- **GOAL**:
Copy the listing below line for line, with no changes.

- **DATASET ENTRIES**:
-- Start --

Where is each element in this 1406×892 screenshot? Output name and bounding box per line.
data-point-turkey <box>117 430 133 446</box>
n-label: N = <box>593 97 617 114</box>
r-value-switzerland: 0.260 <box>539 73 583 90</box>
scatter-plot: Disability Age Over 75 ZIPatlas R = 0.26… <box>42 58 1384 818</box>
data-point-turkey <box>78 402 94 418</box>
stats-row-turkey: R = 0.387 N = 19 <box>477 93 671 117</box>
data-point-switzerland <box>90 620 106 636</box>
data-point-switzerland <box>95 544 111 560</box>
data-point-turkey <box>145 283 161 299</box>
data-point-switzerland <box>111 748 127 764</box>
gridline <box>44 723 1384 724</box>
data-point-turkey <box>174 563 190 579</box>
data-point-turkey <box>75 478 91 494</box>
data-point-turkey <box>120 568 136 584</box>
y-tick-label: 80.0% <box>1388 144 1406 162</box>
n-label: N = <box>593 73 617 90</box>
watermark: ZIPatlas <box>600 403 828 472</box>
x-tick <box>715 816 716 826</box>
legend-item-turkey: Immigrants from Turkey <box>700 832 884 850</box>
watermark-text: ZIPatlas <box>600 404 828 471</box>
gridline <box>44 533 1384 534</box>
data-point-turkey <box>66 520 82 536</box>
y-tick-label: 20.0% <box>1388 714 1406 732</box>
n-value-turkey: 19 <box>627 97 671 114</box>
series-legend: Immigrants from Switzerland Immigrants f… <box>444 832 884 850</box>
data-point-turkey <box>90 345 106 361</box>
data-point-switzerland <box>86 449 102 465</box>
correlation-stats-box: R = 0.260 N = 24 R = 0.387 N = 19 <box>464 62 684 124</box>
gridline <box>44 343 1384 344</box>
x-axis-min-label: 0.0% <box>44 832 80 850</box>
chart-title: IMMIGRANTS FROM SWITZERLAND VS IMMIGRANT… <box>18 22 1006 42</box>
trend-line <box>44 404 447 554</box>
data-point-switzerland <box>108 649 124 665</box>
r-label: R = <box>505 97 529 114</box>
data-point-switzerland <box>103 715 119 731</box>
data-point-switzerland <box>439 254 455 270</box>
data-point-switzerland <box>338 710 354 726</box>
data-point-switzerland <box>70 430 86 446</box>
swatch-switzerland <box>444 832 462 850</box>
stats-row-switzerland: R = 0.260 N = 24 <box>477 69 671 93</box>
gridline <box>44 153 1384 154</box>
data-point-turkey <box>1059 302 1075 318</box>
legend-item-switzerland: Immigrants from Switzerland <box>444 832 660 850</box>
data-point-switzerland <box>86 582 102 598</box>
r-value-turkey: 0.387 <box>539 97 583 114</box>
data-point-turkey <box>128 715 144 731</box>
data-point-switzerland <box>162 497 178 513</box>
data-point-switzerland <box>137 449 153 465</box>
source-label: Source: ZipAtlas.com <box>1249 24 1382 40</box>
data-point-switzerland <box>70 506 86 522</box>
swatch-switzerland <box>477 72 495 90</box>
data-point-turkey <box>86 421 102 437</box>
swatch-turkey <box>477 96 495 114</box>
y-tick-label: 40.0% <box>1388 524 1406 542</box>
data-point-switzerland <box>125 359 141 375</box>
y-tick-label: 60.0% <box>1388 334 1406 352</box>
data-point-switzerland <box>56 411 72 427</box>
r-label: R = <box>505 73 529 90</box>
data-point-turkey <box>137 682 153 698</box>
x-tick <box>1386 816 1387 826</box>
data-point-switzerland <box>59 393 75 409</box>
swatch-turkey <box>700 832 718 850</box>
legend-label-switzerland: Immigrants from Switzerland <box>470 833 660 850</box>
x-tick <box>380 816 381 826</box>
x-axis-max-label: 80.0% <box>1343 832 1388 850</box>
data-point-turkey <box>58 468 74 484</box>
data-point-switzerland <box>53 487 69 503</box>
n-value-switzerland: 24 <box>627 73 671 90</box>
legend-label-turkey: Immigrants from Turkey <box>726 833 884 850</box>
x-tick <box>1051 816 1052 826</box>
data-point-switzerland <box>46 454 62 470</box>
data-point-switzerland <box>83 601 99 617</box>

-- End --

- **SOLUTION FOR THIS TASK**:
Where is each element in this 1406×892 screenshot? Output name and bounding box per line.
data-point-turkey <box>117 430 133 446</box>
n-label: N = <box>593 97 617 114</box>
r-value-switzerland: 0.260 <box>539 73 583 90</box>
scatter-plot: Disability Age Over 75 ZIPatlas R = 0.26… <box>42 58 1384 818</box>
data-point-turkey <box>78 402 94 418</box>
stats-row-turkey: R = 0.387 N = 19 <box>477 93 671 117</box>
data-point-switzerland <box>90 620 106 636</box>
data-point-switzerland <box>95 544 111 560</box>
data-point-turkey <box>145 283 161 299</box>
data-point-switzerland <box>111 748 127 764</box>
gridline <box>44 723 1384 724</box>
data-point-turkey <box>174 563 190 579</box>
data-point-turkey <box>75 478 91 494</box>
data-point-turkey <box>120 568 136 584</box>
y-tick-label: 80.0% <box>1388 144 1406 162</box>
n-label: N = <box>593 73 617 90</box>
watermark: ZIPatlas <box>600 403 828 472</box>
x-tick <box>715 816 716 826</box>
legend-item-turkey: Immigrants from Turkey <box>700 832 884 850</box>
watermark-text: ZIPatlas <box>600 404 828 471</box>
gridline <box>44 533 1384 534</box>
data-point-turkey <box>66 520 82 536</box>
y-tick-label: 20.0% <box>1388 714 1406 732</box>
n-value-turkey: 19 <box>627 97 671 114</box>
series-legend: Immigrants from Switzerland Immigrants f… <box>444 832 884 850</box>
data-point-turkey <box>90 345 106 361</box>
data-point-switzerland <box>86 449 102 465</box>
correlation-stats-box: R = 0.260 N = 24 R = 0.387 N = 19 <box>464 62 684 124</box>
gridline <box>44 343 1384 344</box>
x-axis-min-label: 0.0% <box>44 832 80 850</box>
chart-title: IMMIGRANTS FROM SWITZERLAND VS IMMIGRANT… <box>18 22 1006 42</box>
trend-line <box>44 404 447 554</box>
data-point-switzerland <box>108 649 124 665</box>
r-label: R = <box>505 97 529 114</box>
data-point-switzerland <box>103 715 119 731</box>
data-point-switzerland <box>439 254 455 270</box>
data-point-switzerland <box>338 710 354 726</box>
data-point-switzerland <box>70 430 86 446</box>
swatch-switzerland <box>444 832 462 850</box>
stats-row-switzerland: R = 0.260 N = 24 <box>477 69 671 93</box>
gridline <box>44 153 1384 154</box>
data-point-turkey <box>1059 302 1075 318</box>
legend-item-switzerland: Immigrants from Switzerland <box>444 832 660 850</box>
data-point-switzerland <box>86 582 102 598</box>
r-value-turkey: 0.387 <box>539 97 583 114</box>
data-point-turkey <box>128 715 144 731</box>
data-point-switzerland <box>162 497 178 513</box>
data-point-switzerland <box>137 449 153 465</box>
source-label: Source: ZipAtlas.com <box>1249 24 1382 40</box>
data-point-switzerland <box>70 506 86 522</box>
swatch-switzerland <box>477 72 495 90</box>
data-point-turkey <box>86 421 102 437</box>
swatch-turkey <box>477 96 495 114</box>
y-tick-label: 40.0% <box>1388 524 1406 542</box>
data-point-switzerland <box>125 359 141 375</box>
y-tick-label: 60.0% <box>1388 334 1406 352</box>
data-point-switzerland <box>56 411 72 427</box>
r-label: R = <box>505 73 529 90</box>
data-point-turkey <box>137 682 153 698</box>
x-tick <box>1386 816 1387 826</box>
data-point-switzerland <box>59 393 75 409</box>
swatch-turkey <box>700 832 718 850</box>
legend-label-switzerland: Immigrants from Switzerland <box>470 833 660 850</box>
x-tick <box>380 816 381 826</box>
x-axis-max-label: 80.0% <box>1343 832 1388 850</box>
data-point-turkey <box>58 468 74 484</box>
data-point-switzerland <box>53 487 69 503</box>
n-value-switzerland: 24 <box>627 73 671 90</box>
legend-label-turkey: Immigrants from Turkey <box>726 833 884 850</box>
x-tick <box>1051 816 1052 826</box>
data-point-switzerland <box>46 454 62 470</box>
data-point-switzerland <box>83 601 99 617</box>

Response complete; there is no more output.